Task prompt: Reproduce all of the data exactly.

Dataset rows:
## begin
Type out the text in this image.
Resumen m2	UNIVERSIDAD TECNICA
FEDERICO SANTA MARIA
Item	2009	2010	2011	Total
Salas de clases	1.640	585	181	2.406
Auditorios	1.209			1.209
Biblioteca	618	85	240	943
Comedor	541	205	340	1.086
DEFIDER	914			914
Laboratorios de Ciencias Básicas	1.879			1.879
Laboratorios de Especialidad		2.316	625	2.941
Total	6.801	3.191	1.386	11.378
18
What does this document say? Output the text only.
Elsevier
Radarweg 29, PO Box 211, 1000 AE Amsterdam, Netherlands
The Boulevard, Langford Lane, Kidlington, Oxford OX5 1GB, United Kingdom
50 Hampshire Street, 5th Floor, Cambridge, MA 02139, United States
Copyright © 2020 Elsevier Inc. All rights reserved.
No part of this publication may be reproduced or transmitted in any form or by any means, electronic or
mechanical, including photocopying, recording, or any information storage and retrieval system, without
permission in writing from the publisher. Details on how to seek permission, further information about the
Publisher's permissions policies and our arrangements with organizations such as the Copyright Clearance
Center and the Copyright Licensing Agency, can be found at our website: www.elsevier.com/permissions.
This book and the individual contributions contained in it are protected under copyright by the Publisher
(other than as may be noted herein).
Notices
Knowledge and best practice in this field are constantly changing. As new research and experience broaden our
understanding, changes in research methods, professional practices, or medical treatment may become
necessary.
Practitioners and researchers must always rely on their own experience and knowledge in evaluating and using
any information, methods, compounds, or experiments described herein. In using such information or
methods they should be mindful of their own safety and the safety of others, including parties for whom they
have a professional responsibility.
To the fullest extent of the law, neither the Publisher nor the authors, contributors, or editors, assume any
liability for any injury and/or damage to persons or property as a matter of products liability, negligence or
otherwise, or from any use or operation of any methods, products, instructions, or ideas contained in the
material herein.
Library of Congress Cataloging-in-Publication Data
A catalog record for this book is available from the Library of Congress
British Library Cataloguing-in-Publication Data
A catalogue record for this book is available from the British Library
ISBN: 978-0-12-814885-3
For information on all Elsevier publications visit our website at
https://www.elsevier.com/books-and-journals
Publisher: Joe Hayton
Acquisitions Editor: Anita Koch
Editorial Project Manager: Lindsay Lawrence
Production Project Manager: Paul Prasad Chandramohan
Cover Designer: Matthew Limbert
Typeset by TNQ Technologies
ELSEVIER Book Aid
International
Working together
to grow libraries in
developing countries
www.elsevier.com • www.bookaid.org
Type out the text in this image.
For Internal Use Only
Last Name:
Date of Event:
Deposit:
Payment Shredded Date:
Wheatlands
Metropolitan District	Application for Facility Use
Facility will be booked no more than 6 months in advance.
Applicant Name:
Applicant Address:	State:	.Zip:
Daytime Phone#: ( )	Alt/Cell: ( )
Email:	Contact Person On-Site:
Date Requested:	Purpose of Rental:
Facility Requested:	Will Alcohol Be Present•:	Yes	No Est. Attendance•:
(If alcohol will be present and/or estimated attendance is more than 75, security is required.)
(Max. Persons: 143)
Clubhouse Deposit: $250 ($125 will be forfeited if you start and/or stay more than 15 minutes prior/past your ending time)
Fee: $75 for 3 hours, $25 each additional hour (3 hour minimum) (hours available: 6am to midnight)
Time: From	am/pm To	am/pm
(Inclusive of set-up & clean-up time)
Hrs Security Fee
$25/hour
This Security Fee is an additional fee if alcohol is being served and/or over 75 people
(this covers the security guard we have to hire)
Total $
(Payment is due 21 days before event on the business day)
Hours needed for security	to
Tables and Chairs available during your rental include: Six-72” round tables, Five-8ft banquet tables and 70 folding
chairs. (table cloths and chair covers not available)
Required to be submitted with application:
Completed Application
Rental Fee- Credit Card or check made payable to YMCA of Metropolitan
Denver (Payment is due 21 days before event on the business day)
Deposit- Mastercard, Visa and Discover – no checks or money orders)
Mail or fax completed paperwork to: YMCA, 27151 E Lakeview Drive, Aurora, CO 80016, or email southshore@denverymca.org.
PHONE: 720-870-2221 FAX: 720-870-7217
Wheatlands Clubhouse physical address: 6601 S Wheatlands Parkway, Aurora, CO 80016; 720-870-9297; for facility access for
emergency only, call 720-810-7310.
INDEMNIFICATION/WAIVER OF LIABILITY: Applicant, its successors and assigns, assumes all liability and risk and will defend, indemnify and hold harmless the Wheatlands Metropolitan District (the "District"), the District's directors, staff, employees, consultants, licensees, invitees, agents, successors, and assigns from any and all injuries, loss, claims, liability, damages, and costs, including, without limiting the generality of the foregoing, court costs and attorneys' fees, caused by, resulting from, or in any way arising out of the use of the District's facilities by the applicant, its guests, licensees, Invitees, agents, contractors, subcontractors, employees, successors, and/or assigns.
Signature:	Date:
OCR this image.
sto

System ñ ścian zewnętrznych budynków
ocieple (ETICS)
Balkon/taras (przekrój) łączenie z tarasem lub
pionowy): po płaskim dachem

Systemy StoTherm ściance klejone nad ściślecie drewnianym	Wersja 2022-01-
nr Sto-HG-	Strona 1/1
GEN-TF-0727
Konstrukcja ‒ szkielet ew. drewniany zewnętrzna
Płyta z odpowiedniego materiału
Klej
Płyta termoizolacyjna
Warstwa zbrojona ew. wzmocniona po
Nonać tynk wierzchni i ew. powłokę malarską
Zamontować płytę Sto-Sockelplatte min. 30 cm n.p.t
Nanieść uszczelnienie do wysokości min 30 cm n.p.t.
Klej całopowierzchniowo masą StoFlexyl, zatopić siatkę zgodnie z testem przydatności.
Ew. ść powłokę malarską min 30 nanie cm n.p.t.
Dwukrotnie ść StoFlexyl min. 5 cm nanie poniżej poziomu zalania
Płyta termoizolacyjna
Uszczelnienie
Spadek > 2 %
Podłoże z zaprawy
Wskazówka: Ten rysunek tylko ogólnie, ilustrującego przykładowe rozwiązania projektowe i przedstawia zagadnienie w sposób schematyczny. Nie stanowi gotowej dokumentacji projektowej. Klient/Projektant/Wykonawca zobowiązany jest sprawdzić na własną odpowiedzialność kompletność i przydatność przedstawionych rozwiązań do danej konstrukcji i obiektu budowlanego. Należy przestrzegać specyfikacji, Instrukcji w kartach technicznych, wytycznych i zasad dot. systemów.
## end
Response below:
Type out the text in this image.
Resumen m2	UNIVERSIDAD TECNICA
FEDERICO SANTA MARIA
Item	2009	2010	2011	Total
Salas de clases	1.640	585	181	2.406
Auditorios	1.209			1.209
Biblioteca	618	85	240	943
Comedor	541	205	340	1.086
DEFIDER	914			914
Laboratorios de Ciencias Básicas	1.879			1.879
Laboratorios de Especialidad		2.316	625	2.941
Total	6.801	3.191	1.386	11.378
18
What does this document say? Output the text only.
Elsevier
Radarweg 29, PO Box 211, 1000 AE Amsterdam, Netherlands
The Boulevard, Langford Lane, Kidlington, Oxford OX5 1GB, United Kingdom
50 Hampshire Street, 5th Floor, Cambridge, MA 02139, United States
Copyright © 2020 Elsevier Inc. All rights reserved.
No part of this publication may be reproduced or transmitted in any form or by any means, electronic or
mechanical, including photocopying, recording, or any information storage and retrieval system, without
permission in writing from the publisher. Details on how to seek permission, further information about the
Publisher's permissions policies and our arrangements with organizations such as the Copyright Clearance
Center and the Copyright Licensing Agency, can be found at our website: www.elsevier.com/permissions.
This book and the individual contributions contained in it are protected under copyright by the Publisher
(other than as may be noted herein).
Notices
Knowledge and best practice in this field are constantly changing. As new research and experience broaden our
understanding, changes in research methods, professional practices, or medical treatment may become
necessary.
Practitioners and researchers must always rely on their own experience and knowledge in evaluating and using
any information, methods, compounds, or experiments described herein. In using such information or
methods they should be mindful of their own safety and the safety of others, including parties for whom they
have a professional responsibility.
To the fullest extent of the law, neither the Publisher nor the authors, contributors, or editors, assume any
liability for any injury and/or damage to persons or property as a matter of products liability, negligence or
otherwise, or from any use or operation of any methods, products, instructions, or ideas contained in the
material herein.
Library of Congress Cataloging-in-Publication Data
A catalog record for this book is available from the Library of Congress
British Library Cataloguing-in-Publication Data
A catalogue record for this book is available from the British Library
ISBN: 978-0-12-814885-3
For information on all Elsevier publications visit our website at
https://www.elsevier.com/books-and-journals
Publisher: Joe Hayton
Acquisitions Editor: Anita Koch
Editorial Project Manager: Lindsay Lawrence
Production Project Manager: Paul Prasad Chandramohan
Cover Designer: Matthew Limbert
Typeset by TNQ Technologies
ELSEVIER Book Aid
International
Working together
to grow libraries in
developing countries
www.elsevier.com • www.bookaid.org
Type out the text in this image.
For Internal Use Only
Last Name:
Date of Event:
Deposit:
Payment Shredded Date:
Wheatlands
Metropolitan District	Application for Facility Use
Facility will be booked no more than 6 months in advance.
Applicant Name:
Applicant Address:	State:	.Zip:
Daytime Phone#: ( )	Alt/Cell: ( )
Email:	Contact Person On-Site:
Date Requested:	Purpose of Rental:
Facility Requested:	Will Alcohol Be Present•:	Yes	No Est. Attendance•:
(If alcohol will be present and/or estimated attendance is more than 75, security is required.)
(Max. Persons: 143)
Clubhouse Deposit: $250 ($125 will be forfeited if you start and/or stay more than 15 minutes prior/past your ending time)
Fee: $75 for 3 hours, $25 each additional hour (3 hour minimum) (hours available: 6am to midnight)
Time: From	am/pm To	am/pm
(Inclusive of set-up & clean-up time)
Hrs Security Fee
$25/hour
This Security Fee is an additional fee if alcohol is being served and/or over 75 people
(this covers the security guard we have to hire)
Total $
(Payment is due 21 days before event on the business day)
Hours needed for security	to
Tables and Chairs available during your rental include: Six-72” round tables, Five-8ft banquet tables and 70 folding
chairs. (table cloths and chair covers not available)
Required to be submitted with application:
Completed Application
Rental Fee- Credit Card or check made payable to YMCA of Metropolitan
Denver (Payment is due 21 days before event on the business day)
Deposit- Mastercard, Visa and Discover – no checks or money orders)
Mail or fax completed paperwork to: YMCA, 27151 E Lakeview Drive, Aurora, CO 80016, or email southshore@denverymca.org.
PHONE: 720-870-2221 FAX: 720-870-7217
Wheatlands Clubhouse physical address: 6601 S Wheatlands Parkway, Aurora, CO 80016; 720-870-9297; for facility access for
emergency only, call 720-810-7310.
INDEMNIFICATION/WAIVER OF LIABILITY: Applicant, its successors and assigns, assumes all liability and risk and will defend, indemnify and hold harmless the Wheatlands Metropolitan District (the "District"), the District's directors, staff, employees, consultants, licensees, invitees, agents, successors, and assigns from any and all injuries, loss, claims, liability, damages, and costs, including, without limiting the generality of the foregoing, court costs and attorneys' fees, caused by, resulting from, or in any way arising out of the use of the District's facilities by the applicant, its guests, licensees, Invitees, agents, contractors, subcontractors, employees, successors, and/or assigns.
Signature:	Date:
OCR this image.
sto

System ñ ścian zewnętrznych budynków
ocieple (ETICS)
Balkon/taras (przekrój) łączenie z tarasem lub
pionowy): po płaskim dachem

Systemy StoTherm ściance klejone nad ściślecie drewnianym	Wersja 2022-01-
nr Sto-HG-	Strona 1/1
GEN-TF-0727
Konstrukcja ‒ szkielet ew. drewniany zewnętrzna
Płyta z odpowiedniego materiału
Klej
Płyta termoizolacyjna
Warstwa zbrojona ew. wzmocniona po
Nonać tynk wierzchni i ew. powłokę malarską
Zamontować płytę Sto-Sockelplatte min. 30 cm n.p.t
Nanieść uszczelnienie do wysokości min 30 cm n.p.t.
Klej całopowierzchniowo masą StoFlexyl, zatopić siatkę zgodnie z testem przydatności.
Ew. ść powłokę malarską min 30 nanie cm n.p.t.
Dwukrotnie ść StoFlexyl min. 5 cm nanie poniżej poziomu zalania
Płyta termoizolacyjna
Uszczelnienie
Spadek > 2 %
Podłoże z zaprawy
Wskazówka: Ten rysunek tylko ogólnie, ilustrującego przykładowe rozwiązania projektowe i przedstawia zagadnienie w sposób schematyczny. Nie stanowi gotowej dokumentacji projektowej. Klient/Projektant/Wykonawca zobowiązany jest sprawdzić na własną odpowiedzialność kompletność i przydatność przedstawionych rozwiązań do danej konstrukcji i obiektu budowlanego. Należy przestrzegać specyfikacji, Instrukcji w kartach technicznych, wytycznych i zasad dot. systemów.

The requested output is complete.